— Start —
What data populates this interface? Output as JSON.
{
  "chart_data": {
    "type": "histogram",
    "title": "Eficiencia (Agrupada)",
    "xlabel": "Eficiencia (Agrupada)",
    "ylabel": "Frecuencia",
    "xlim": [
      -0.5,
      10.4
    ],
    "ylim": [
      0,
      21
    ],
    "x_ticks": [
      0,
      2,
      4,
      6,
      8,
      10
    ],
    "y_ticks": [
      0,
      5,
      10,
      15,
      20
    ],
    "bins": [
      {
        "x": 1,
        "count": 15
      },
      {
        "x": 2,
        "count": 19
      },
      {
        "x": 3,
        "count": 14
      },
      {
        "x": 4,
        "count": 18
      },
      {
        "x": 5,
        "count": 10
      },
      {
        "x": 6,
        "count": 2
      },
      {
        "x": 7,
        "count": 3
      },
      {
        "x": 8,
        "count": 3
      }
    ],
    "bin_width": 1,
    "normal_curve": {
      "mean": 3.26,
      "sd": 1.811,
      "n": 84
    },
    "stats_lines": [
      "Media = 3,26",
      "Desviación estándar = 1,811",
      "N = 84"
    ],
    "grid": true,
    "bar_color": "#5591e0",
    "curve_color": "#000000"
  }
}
— End —
Return what is listed above, exactly and completely.

Final result:
What data populates this interface? Output as JSON.
{
  "chart_data": {
    "type": "histogram",
    "title": "Eficiencia (Agrupada)",
    "xlabel": "Eficiencia (Agrupada)",
    "ylabel": "Frecuencia",
    "xlim": [
      -0.5,
      10.4
    ],
    "ylim": [
      0,
      21
    ],
    "x_ticks": [
      0,
      2,
      4,
      6,
      8,
      10
    ],
    "y_ticks": [
      0,
      5,
      10,
      15,
      20
    ],
    "bins": [
      {
        "x": 1,
        "count": 15
      },
      {
        "x": 2,
        "count": 19
      },
      {
        "x": 3,
        "count": 14
      },
      {
        "x": 4,
        "count": 18
      },
      {
        "x": 5,
        "count": 10
      },
      {
        "x": 6,
        "count": 2
      },
      {
        "x": 7,
        "count": 3
      },
      {
        "x": 8,
        "count": 3
      }
    ],
    "bin_width": 1,
    "normal_curve": {
      "mean": 3.26,
      "sd": 1.811,
      "n": 84
    },
    "stats_lines": [
      "Media = 3,26",
      "Desviación estándar = 1,811",
      "N = 84"
    ],
    "grid": true,
    "bar_color": "#5591e0",
    "curve_color": "#000000"
  }
}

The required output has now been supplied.